▶ **What to do**:
Keep only the lines that hold the string "bridge", filtering out the rest of the entries below.

Begin Raw records

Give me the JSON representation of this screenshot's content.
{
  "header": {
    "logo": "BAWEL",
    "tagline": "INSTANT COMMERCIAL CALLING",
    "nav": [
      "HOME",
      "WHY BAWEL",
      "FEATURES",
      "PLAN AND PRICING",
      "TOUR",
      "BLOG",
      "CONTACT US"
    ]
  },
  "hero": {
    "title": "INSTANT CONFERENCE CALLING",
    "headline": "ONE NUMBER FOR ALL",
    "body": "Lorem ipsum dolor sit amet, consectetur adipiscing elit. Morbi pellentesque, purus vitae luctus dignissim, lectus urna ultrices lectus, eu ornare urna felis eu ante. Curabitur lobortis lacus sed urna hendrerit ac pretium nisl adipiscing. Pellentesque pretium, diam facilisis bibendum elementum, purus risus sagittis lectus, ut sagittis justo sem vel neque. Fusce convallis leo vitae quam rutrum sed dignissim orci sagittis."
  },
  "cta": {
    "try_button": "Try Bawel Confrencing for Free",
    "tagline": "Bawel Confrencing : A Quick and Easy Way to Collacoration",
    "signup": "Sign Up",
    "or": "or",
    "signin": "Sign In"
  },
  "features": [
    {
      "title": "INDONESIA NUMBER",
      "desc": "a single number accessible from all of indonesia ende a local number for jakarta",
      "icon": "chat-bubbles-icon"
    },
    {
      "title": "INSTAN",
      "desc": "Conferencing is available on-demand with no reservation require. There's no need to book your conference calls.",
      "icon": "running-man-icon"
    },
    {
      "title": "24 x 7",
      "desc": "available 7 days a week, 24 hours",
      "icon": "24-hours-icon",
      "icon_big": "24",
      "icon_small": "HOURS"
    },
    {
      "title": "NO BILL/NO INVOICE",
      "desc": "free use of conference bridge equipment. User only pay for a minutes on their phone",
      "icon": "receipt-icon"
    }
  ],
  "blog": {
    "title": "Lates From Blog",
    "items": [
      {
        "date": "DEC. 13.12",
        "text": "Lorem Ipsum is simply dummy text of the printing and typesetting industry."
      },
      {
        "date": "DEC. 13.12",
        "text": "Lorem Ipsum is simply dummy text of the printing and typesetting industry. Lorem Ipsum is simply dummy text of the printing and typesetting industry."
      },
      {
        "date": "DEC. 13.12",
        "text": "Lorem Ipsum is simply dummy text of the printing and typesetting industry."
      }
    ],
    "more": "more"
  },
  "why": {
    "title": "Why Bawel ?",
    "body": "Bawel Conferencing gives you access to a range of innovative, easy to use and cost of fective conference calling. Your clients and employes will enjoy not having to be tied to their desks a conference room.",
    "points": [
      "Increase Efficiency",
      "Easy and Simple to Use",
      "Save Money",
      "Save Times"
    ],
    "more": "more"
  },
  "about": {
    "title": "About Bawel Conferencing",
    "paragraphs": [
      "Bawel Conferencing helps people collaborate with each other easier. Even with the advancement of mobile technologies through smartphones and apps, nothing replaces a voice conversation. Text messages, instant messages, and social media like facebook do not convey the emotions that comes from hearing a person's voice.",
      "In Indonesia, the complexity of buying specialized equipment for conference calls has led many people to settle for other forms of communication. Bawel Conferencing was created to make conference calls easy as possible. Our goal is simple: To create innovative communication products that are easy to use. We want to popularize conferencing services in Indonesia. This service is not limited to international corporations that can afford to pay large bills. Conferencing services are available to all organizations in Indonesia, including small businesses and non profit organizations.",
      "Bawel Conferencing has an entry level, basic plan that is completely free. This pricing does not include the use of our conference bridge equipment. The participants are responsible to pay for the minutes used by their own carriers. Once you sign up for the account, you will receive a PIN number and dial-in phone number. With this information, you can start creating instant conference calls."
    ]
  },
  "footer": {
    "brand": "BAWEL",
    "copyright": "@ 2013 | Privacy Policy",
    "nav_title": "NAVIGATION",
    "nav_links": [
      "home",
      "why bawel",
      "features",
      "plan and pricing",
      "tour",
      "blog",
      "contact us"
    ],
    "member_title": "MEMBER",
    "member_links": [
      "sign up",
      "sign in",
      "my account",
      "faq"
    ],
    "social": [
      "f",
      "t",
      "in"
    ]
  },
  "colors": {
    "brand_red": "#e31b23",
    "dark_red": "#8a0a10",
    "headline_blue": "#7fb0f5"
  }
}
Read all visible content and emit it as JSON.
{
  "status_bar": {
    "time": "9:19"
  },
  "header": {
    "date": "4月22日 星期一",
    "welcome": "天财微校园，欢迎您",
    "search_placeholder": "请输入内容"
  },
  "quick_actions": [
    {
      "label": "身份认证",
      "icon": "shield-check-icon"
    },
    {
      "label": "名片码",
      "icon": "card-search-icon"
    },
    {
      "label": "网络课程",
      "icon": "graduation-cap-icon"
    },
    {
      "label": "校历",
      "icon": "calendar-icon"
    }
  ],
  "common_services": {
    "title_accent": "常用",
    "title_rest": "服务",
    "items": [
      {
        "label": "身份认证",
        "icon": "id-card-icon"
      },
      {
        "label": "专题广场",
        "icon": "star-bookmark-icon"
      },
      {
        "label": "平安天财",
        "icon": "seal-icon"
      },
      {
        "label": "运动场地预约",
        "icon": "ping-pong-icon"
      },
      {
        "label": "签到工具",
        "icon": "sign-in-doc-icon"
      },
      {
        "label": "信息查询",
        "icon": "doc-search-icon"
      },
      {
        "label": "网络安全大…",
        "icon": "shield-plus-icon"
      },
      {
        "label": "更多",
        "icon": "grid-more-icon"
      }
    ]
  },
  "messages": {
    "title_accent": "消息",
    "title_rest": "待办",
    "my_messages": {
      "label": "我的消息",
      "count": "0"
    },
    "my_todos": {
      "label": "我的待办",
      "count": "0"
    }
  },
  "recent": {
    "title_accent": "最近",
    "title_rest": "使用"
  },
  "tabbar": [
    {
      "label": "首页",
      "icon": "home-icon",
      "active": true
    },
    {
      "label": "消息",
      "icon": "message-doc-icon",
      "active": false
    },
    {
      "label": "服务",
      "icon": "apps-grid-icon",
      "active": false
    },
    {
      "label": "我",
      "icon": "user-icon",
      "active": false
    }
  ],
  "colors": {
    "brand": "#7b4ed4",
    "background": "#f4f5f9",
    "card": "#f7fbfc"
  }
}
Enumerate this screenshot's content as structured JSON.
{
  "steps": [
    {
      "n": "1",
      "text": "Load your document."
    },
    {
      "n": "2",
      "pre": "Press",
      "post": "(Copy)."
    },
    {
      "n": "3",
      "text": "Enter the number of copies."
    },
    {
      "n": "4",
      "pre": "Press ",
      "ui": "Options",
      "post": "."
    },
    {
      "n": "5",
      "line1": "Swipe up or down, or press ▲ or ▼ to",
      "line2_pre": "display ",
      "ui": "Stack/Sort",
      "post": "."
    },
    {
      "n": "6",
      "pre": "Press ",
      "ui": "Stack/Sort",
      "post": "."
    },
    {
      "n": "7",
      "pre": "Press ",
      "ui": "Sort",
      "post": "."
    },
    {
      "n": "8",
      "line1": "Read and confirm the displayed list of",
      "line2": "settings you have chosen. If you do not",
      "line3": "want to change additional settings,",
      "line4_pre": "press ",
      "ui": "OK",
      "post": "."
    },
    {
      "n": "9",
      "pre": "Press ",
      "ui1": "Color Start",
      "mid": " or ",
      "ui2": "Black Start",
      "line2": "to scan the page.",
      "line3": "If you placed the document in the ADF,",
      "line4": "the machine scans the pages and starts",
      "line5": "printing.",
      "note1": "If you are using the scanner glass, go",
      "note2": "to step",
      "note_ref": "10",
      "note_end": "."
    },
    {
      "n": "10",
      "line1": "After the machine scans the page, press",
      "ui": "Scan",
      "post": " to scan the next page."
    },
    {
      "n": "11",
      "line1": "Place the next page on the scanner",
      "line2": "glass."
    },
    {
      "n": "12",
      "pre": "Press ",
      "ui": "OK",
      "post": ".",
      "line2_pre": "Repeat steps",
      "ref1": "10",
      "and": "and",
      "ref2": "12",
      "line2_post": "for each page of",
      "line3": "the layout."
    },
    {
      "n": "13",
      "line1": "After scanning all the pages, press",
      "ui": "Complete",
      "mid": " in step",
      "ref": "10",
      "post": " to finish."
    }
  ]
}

End Raw records

▶ **Solved exercise**:
      "desc": "free use of conference bridge equipment. User only pay for a minutes on their phone",
      "Bawel Conferencing has an entry level, basic plan that is completely free. This pricing does not include the use of our conference bridge equipment. The participants are responsible to pay for the minutes used by their own carriers. Once you sign up for the account, you will receive a PIN number and dial-in phone number. With this information, you can start creating instant conference calls."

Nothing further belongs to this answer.